#### [WRITTEN INSTRUCTION]
Edit the rows below so that each occurrence of "setting-label" becomes "setting-title", leaving every other character unchanged.

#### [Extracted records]
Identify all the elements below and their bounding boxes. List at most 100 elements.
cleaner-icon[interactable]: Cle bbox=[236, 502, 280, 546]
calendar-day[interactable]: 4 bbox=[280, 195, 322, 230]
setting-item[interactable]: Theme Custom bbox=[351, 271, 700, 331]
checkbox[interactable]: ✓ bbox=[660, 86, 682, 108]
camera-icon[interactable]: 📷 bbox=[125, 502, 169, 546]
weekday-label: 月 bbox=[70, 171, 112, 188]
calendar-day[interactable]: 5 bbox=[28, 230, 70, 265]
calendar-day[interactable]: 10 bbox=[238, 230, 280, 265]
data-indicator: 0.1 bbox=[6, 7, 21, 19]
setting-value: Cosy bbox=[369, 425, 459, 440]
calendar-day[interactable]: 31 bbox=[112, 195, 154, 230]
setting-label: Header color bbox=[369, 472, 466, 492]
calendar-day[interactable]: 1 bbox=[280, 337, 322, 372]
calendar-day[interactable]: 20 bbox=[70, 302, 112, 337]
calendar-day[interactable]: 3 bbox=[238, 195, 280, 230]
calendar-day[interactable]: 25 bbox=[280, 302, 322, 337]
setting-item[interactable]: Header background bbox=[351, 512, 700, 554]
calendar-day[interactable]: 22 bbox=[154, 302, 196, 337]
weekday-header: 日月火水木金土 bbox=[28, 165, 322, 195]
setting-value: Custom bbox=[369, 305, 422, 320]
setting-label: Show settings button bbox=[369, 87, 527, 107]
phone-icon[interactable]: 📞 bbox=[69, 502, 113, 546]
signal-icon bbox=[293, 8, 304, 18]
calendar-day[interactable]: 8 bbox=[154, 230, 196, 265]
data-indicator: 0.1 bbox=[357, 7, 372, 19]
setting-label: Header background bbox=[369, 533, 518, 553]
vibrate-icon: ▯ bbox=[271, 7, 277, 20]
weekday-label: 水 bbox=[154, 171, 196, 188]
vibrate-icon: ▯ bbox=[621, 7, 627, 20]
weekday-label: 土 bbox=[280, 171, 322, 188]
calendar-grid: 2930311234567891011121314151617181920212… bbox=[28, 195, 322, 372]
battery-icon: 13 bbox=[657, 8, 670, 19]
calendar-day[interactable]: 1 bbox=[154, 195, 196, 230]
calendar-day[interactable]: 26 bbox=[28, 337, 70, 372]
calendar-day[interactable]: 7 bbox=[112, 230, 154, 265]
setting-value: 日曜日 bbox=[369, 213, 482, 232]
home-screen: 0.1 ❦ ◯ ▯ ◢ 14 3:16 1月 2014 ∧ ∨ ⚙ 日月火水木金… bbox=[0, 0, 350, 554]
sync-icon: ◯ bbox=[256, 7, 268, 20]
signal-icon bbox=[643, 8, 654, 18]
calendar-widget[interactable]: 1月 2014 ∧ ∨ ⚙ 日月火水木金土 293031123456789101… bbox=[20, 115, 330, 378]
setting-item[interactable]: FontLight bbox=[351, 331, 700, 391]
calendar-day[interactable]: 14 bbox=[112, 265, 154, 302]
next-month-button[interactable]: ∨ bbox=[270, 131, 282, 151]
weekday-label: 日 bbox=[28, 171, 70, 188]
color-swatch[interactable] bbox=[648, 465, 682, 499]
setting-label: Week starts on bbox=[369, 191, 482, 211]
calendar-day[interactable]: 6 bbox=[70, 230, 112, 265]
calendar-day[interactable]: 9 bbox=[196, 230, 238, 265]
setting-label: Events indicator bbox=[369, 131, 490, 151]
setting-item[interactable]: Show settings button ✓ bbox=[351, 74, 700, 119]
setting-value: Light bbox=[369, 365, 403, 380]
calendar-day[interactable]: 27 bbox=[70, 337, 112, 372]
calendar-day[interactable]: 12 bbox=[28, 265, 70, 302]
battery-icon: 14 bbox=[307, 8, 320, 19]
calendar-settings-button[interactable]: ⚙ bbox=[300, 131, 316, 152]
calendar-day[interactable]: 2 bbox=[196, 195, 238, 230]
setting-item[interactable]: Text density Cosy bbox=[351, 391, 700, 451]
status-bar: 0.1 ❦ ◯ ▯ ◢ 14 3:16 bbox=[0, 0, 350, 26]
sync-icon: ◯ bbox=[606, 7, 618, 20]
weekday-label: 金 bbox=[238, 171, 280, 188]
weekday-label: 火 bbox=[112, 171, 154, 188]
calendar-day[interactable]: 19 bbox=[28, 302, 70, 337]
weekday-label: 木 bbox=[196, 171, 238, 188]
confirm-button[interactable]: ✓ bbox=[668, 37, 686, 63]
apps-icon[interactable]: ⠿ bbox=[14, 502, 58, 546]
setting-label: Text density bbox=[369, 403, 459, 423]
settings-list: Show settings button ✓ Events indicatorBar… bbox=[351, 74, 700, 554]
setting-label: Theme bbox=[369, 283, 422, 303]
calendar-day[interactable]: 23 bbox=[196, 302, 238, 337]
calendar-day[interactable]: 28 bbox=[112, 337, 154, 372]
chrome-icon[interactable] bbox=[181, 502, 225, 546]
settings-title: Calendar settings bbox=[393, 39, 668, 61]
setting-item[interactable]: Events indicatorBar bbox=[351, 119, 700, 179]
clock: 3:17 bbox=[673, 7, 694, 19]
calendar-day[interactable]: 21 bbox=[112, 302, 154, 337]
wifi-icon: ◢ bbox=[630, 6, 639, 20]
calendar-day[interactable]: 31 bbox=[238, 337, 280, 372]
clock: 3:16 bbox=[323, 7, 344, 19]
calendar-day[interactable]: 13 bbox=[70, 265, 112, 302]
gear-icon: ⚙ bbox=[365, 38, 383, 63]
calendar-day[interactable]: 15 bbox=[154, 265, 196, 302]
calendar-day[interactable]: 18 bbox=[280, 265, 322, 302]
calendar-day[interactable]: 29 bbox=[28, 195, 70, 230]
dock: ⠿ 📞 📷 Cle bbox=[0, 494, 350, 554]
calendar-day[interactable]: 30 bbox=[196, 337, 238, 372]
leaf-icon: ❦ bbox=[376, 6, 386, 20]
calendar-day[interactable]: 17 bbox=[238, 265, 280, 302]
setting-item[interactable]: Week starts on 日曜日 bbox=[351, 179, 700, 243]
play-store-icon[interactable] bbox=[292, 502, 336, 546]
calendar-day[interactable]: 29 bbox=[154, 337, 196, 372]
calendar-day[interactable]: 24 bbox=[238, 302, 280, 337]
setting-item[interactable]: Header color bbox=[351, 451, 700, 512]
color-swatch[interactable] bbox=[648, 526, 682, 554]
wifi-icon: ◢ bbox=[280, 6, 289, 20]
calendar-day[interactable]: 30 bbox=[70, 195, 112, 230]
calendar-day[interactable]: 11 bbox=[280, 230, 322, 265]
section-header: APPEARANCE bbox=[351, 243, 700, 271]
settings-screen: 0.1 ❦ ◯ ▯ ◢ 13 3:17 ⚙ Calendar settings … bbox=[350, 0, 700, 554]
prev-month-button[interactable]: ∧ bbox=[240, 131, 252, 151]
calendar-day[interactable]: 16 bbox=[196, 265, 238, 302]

#### [COMPLETED TASK]
Identify all the elements below and their bounding boxes. List at most 100 elements.
cleaner-icon[interactable]: Cle bbox=[236, 502, 280, 546]
calendar-day[interactable]: 4 bbox=[280, 195, 322, 230]
setting-item[interactable]: Theme Custom bbox=[351, 271, 700, 331]
checkbox[interactable]: ✓ bbox=[660, 86, 682, 108]
camera-icon[interactable]: 📷 bbox=[125, 502, 169, 546]
weekday-label: 月 bbox=[70, 171, 112, 188]
calendar-day[interactable]: 5 bbox=[28, 230, 70, 265]
calendar-day[interactable]: 10 bbox=[238, 230, 280, 265]
data-indicator: 0.1 bbox=[6, 7, 21, 19]
setting-value: Cosy bbox=[369, 425, 459, 440]
calendar-day[interactable]: 31 bbox=[112, 195, 154, 230]
setting-title: Header color bbox=[369, 472, 466, 492]
calendar-day[interactable]: 1 bbox=[280, 337, 322, 372]
calendar-day[interactable]: 20 bbox=[70, 302, 112, 337]
calendar-day[interactable]: 3 bbox=[238, 195, 280, 230]
calendar-day[interactable]: 25 bbox=[280, 302, 322, 337]
setting-item[interactable]: Header background bbox=[351, 512, 700, 554]
calendar-day[interactable]: 22 bbox=[154, 302, 196, 337]
weekday-header: 日月火水木金土 bbox=[28, 165, 322, 195]
setting-value: Custom bbox=[369, 305, 422, 320]
setting-title: Show settings button bbox=[369, 87, 527, 107]
phone-icon[interactable]: 📞 bbox=[69, 502, 113, 546]
signal-icon bbox=[293, 8, 304, 18]
calendar-day[interactable]: 8 bbox=[154, 230, 196, 265]
data-indicator: 0.1 bbox=[357, 7, 372, 19]
setting-title: Header background bbox=[369, 533, 518, 553]
vibrate-icon: ▯ bbox=[271, 7, 277, 20]
weekday-label: 水 bbox=[154, 171, 196, 188]
vibrate-icon: ▯ bbox=[621, 7, 627, 20]
weekday-label: 土 bbox=[280, 171, 322, 188]
calendar-grid: 2930311234567891011121314151617181920212… bbox=[28, 195, 322, 372]
battery-icon: 13 bbox=[657, 8, 670, 19]
calendar-day[interactable]: 1 bbox=[154, 195, 196, 230]
calendar-day[interactable]: 26 bbox=[28, 337, 70, 372]
calendar-day[interactable]: 7 bbox=[112, 230, 154, 265]
setting-value: 日曜日 bbox=[369, 213, 482, 232]
home-screen: 0.1 ❦ ◯ ▯ ◢ 14 3:16 1月 2014 ∧ ∨ ⚙ 日月火水木金… bbox=[0, 0, 350, 554]
sync-icon: ◯ bbox=[256, 7, 268, 20]
signal-icon bbox=[643, 8, 654, 18]
calendar-widget[interactable]: 1月 2014 ∧ ∨ ⚙ 日月火水木金土 293031123456789101… bbox=[20, 115, 330, 378]
setting-item[interactable]: FontLight bbox=[351, 331, 700, 391]
calendar-day[interactable]: 14 bbox=[112, 265, 154, 302]
next-month-button[interactable]: ∨ bbox=[270, 131, 282, 151]
weekday-label: 日 bbox=[28, 171, 70, 188]
color-swatch[interactable] bbox=[648, 465, 682, 499]
setting-title: Week starts on bbox=[369, 191, 482, 211]
calendar-day[interactable]: 6 bbox=[70, 230, 112, 265]
calendar-day[interactable]: 9 bbox=[196, 230, 238, 265]
setting-title: Events indicator bbox=[369, 131, 490, 151]
setting-item[interactable]: Show settings button ✓ bbox=[351, 74, 700, 119]
setting-value: Light bbox=[369, 365, 403, 380]
calendar-day[interactable]: 27 bbox=[70, 337, 112, 372]
calendar-day[interactable]: 12 bbox=[28, 265, 70, 302]
battery-icon: 14 bbox=[307, 8, 320, 19]
calendar-settings-button[interactable]: ⚙ bbox=[300, 131, 316, 152]
calendar-day[interactable]: 2 bbox=[196, 195, 238, 230]
setting-item[interactable]: Text density Cosy bbox=[351, 391, 700, 451]
status-bar: 0.1 ❦ ◯ ▯ ◢ 14 3:16 bbox=[0, 0, 350, 26]
sync-icon: ◯ bbox=[606, 7, 618, 20]
weekday-label: 金 bbox=[238, 171, 280, 188]
weekday-label: 火 bbox=[112, 171, 154, 188]
calendar-day[interactable]: 19 bbox=[28, 302, 70, 337]
weekday-label: 木 bbox=[196, 171, 238, 188]
confirm-button[interactable]: ✓ bbox=[668, 37, 686, 63]
apps-icon[interactable]: ⠿ bbox=[14, 502, 58, 546]
setting-title: Text density bbox=[369, 403, 459, 423]
settings-list: Show settings button ✓ Events indicatorBar… bbox=[351, 74, 700, 554]
setting-title: Theme bbox=[369, 283, 422, 303]
calendar-day[interactable]: 23 bbox=[196, 302, 238, 337]
calendar-day[interactable]: 28 bbox=[112, 337, 154, 372]
chrome-icon[interactable] bbox=[181, 502, 225, 546]
settings-title: Calendar settings bbox=[393, 39, 668, 61]
setting-item[interactable]: Events indicatorBar bbox=[351, 119, 700, 179]
clock: 3:17 bbox=[673, 7, 694, 19]
calendar-day[interactable]: 21 bbox=[112, 302, 154, 337]
wifi-icon: ◢ bbox=[630, 6, 639, 20]
calendar-day[interactable]: 31 bbox=[238, 337, 280, 372]
clock: 3:16 bbox=[323, 7, 344, 19]
calendar-day[interactable]: 13 bbox=[70, 265, 112, 302]
gear-icon: ⚙ bbox=[365, 38, 383, 63]
calendar-day[interactable]: 15 bbox=[154, 265, 196, 302]
calendar-day[interactable]: 18 bbox=[280, 265, 322, 302]
calendar-day[interactable]: 29 bbox=[28, 195, 70, 230]
dock: ⠿ 📞 📷 Cle bbox=[0, 494, 350, 554]
calendar-day[interactable]: 30 bbox=[196, 337, 238, 372]
leaf-icon: ❦ bbox=[376, 6, 386, 20]
calendar-day[interactable]: 17 bbox=[238, 265, 280, 302]
setting-item[interactable]: Week starts on 日曜日 bbox=[351, 179, 700, 243]
play-store-icon[interactable] bbox=[292, 502, 336, 546]
calendar-day[interactable]: 29 bbox=[154, 337, 196, 372]
calendar-day[interactable]: 24 bbox=[238, 302, 280, 337]
setting-item[interactable]: Header color bbox=[351, 451, 700, 512]
color-swatch[interactable] bbox=[648, 526, 682, 554]
wifi-icon: ◢ bbox=[280, 6, 289, 20]
calendar-day[interactable]: 30 bbox=[70, 195, 112, 230]
calendar-day[interactable]: 11 bbox=[280, 230, 322, 265]
section-header: APPEARANCE bbox=[351, 243, 700, 271]
settings-screen: 0.1 ❦ ◯ ▯ ◢ 13 3:17 ⚙ Calendar settings … bbox=[350, 0, 700, 554]
prev-month-button[interactable]: ∧ bbox=[240, 131, 252, 151]
calendar-day[interactable]: 16 bbox=[196, 265, 238, 302]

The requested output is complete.